• _WRITTEN PROBLEM_
Collect all lines from the listing that include the string "verified".

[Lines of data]

--------------------------------------------------

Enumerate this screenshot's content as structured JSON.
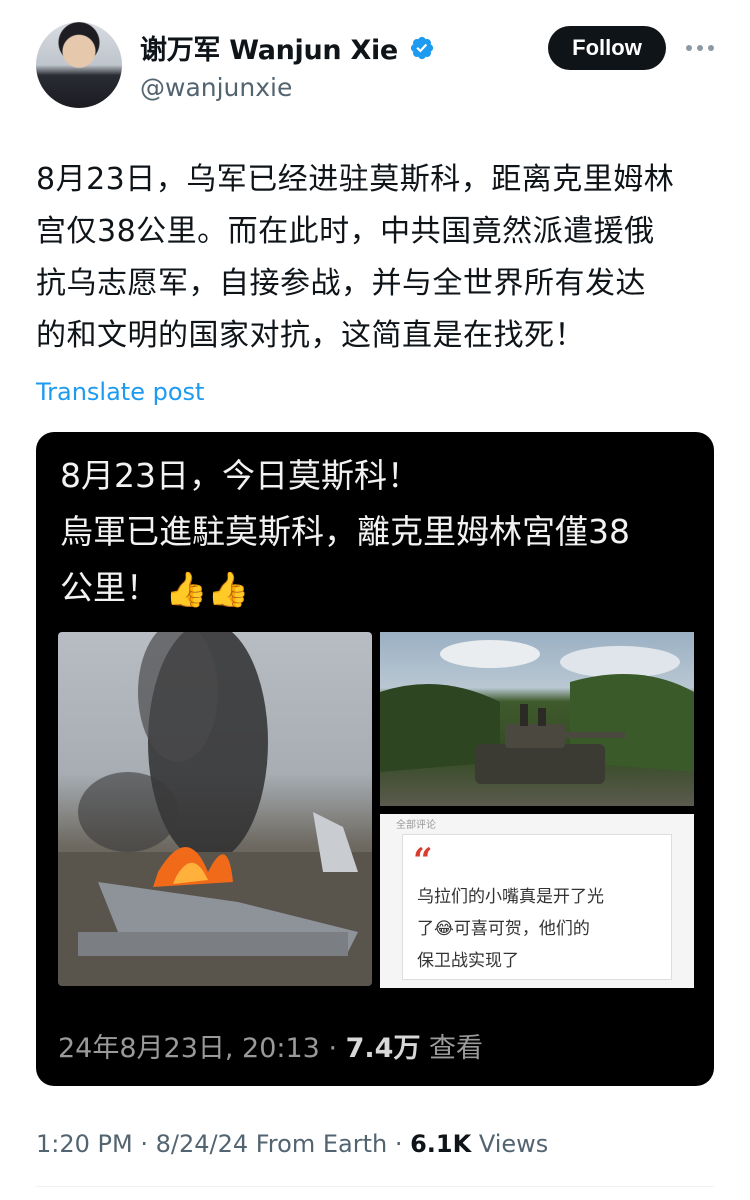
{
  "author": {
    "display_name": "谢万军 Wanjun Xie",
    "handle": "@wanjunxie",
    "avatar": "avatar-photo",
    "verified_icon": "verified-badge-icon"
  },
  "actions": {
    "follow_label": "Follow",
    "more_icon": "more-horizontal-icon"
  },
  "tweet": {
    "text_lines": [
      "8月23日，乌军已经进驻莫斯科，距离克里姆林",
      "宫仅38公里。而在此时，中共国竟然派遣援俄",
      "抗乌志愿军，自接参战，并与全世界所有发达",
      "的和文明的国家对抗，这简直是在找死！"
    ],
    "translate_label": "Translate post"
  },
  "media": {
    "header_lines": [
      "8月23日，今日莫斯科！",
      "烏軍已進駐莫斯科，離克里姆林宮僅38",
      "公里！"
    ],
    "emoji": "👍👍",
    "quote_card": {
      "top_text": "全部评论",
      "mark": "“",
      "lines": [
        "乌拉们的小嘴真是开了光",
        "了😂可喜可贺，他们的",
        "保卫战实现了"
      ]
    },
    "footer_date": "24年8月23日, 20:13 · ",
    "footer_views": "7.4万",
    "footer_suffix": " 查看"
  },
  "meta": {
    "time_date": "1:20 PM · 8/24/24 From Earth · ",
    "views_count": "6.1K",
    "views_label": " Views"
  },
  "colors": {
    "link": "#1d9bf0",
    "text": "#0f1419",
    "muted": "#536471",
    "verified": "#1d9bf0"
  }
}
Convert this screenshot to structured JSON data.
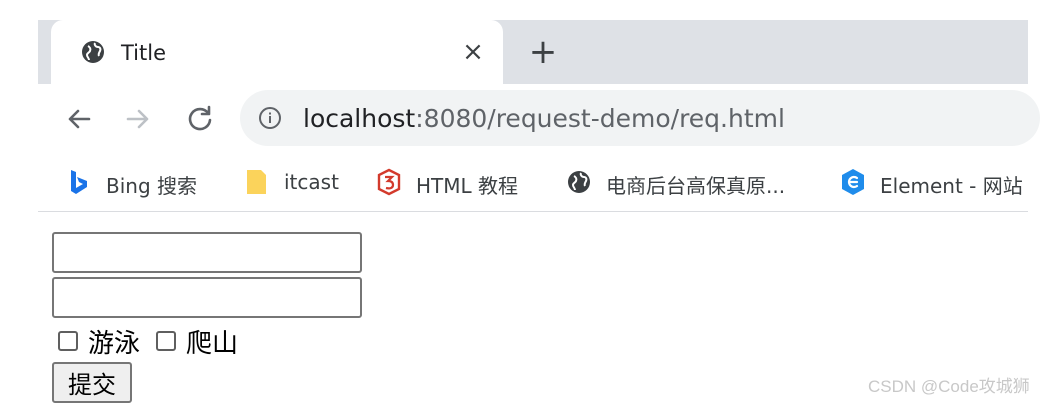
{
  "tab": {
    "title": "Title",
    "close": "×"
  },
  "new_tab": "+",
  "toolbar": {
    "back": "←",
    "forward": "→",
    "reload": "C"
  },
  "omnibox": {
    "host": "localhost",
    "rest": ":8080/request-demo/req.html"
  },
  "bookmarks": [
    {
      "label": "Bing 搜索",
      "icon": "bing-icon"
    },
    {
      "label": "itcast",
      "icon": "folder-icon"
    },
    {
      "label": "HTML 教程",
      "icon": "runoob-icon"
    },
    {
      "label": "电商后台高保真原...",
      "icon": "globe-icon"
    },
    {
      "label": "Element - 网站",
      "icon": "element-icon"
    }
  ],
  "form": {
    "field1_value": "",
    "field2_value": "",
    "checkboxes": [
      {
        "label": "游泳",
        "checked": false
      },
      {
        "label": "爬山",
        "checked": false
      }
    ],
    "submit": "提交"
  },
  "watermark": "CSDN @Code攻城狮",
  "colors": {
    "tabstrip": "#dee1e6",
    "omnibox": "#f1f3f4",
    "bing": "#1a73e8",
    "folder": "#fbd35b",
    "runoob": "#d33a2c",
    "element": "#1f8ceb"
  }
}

--------------------------------------------------

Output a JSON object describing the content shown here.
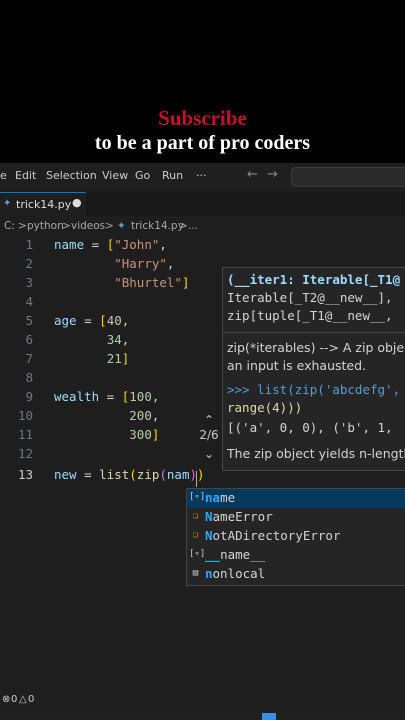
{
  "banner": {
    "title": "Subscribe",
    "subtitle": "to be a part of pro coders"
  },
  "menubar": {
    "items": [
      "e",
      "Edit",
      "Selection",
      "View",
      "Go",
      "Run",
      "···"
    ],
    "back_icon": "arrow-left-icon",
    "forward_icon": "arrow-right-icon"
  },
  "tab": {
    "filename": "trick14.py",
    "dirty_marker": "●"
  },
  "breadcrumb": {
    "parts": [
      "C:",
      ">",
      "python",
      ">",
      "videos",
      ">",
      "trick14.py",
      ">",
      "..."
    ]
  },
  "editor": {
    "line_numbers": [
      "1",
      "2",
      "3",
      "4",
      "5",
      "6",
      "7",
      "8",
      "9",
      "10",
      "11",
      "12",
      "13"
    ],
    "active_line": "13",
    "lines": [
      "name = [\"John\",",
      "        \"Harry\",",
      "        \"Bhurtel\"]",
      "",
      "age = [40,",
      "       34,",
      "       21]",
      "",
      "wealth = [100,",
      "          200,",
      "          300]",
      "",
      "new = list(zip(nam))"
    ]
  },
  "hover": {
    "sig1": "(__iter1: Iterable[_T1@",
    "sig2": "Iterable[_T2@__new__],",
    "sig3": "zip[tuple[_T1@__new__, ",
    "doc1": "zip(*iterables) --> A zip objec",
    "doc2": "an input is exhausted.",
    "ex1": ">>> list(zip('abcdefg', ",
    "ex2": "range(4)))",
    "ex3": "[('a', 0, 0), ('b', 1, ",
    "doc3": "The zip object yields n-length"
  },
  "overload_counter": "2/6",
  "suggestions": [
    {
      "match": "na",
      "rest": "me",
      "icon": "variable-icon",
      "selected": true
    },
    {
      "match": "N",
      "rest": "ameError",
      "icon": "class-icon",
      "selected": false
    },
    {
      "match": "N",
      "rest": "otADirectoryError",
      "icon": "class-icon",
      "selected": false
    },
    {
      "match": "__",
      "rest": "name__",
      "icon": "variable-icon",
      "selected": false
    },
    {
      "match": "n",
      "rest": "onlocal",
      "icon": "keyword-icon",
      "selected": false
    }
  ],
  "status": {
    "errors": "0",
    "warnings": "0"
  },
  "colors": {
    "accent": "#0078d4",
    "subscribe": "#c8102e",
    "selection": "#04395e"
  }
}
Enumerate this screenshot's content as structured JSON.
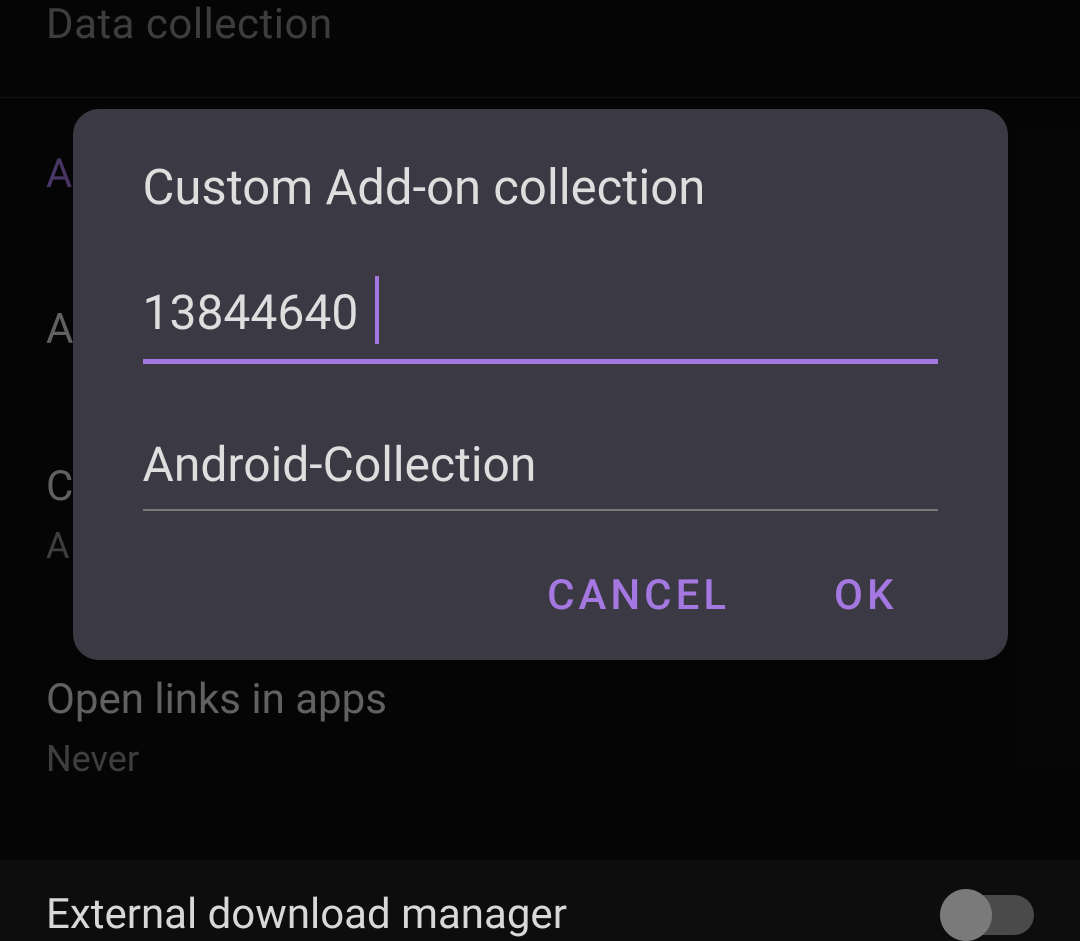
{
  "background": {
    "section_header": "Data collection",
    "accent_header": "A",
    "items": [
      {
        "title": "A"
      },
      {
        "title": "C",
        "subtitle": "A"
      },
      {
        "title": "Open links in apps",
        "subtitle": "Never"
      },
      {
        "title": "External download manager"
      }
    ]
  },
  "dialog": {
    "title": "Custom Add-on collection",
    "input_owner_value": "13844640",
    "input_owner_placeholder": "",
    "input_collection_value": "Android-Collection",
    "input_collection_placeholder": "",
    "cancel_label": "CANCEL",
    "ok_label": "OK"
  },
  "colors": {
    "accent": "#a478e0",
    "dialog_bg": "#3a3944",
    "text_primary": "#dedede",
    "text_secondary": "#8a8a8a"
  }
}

--------------------------------------------------

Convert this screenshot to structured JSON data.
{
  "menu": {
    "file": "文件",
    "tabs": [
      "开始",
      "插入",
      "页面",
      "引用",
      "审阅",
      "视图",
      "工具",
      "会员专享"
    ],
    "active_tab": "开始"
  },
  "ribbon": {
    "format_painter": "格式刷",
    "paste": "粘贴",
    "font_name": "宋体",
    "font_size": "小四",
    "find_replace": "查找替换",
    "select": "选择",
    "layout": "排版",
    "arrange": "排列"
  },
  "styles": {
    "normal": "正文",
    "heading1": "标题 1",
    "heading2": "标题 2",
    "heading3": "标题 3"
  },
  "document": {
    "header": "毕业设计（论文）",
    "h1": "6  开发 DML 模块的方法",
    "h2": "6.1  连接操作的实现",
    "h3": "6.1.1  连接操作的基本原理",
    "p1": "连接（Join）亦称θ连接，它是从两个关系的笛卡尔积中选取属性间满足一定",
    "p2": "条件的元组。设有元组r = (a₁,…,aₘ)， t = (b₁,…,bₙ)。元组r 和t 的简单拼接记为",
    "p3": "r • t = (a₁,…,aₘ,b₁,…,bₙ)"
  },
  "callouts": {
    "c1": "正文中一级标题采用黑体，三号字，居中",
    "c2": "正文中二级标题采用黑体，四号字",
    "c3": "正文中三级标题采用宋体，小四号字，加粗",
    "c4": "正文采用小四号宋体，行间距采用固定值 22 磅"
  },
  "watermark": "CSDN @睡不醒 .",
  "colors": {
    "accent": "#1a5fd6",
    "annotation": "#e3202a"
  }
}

--------------------------------------------------

• _SOLUTION TO THIS PROBLEM_
    "verified_icon": "verified-badge-icon"
    "verified": "#1d9bf0"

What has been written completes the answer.